Material for this task.
————

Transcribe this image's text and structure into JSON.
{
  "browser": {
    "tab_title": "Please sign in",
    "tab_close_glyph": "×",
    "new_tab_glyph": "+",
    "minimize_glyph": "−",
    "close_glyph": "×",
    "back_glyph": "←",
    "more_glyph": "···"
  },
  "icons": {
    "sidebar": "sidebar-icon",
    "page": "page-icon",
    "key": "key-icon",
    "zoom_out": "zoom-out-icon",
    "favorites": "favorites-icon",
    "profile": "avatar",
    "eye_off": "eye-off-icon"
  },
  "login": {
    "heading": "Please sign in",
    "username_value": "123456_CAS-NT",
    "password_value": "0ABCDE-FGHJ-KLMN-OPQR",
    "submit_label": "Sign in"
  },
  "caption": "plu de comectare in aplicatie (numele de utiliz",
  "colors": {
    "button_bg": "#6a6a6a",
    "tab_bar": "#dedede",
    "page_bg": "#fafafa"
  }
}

————

Objective. Copy the data above in full, character for character.

Output of the task.
Transcribe this image's text and structure into JSON.
{
  "browser": {
    "tab_title": "Please sign in",
    "tab_close_glyph": "×",
    "new_tab_glyph": "+",
    "minimize_glyph": "−",
    "close_glyph": "×",
    "back_glyph": "←",
    "more_glyph": "···"
  },
  "icons": {
    "sidebar": "sidebar-icon",
    "page": "page-icon",
    "key": "key-icon",
    "zoom_out": "zoom-out-icon",
    "favorites": "favorites-icon",
    "profile": "avatar",
    "eye_off": "eye-off-icon"
  },
  "login": {
    "heading": "Please sign in",
    "username_value": "123456_CAS-NT",
    "password_value": "0ABCDE-FGHJ-KLMN-OPQR",
    "submit_label": "Sign in"
  },
  "caption": "plu de comectare in aplicatie (numele de utiliz",
  "colors": {
    "button_bg": "#6a6a6a",
    "tab_bar": "#dedede",
    "page_bg": "#fafafa"
  }
}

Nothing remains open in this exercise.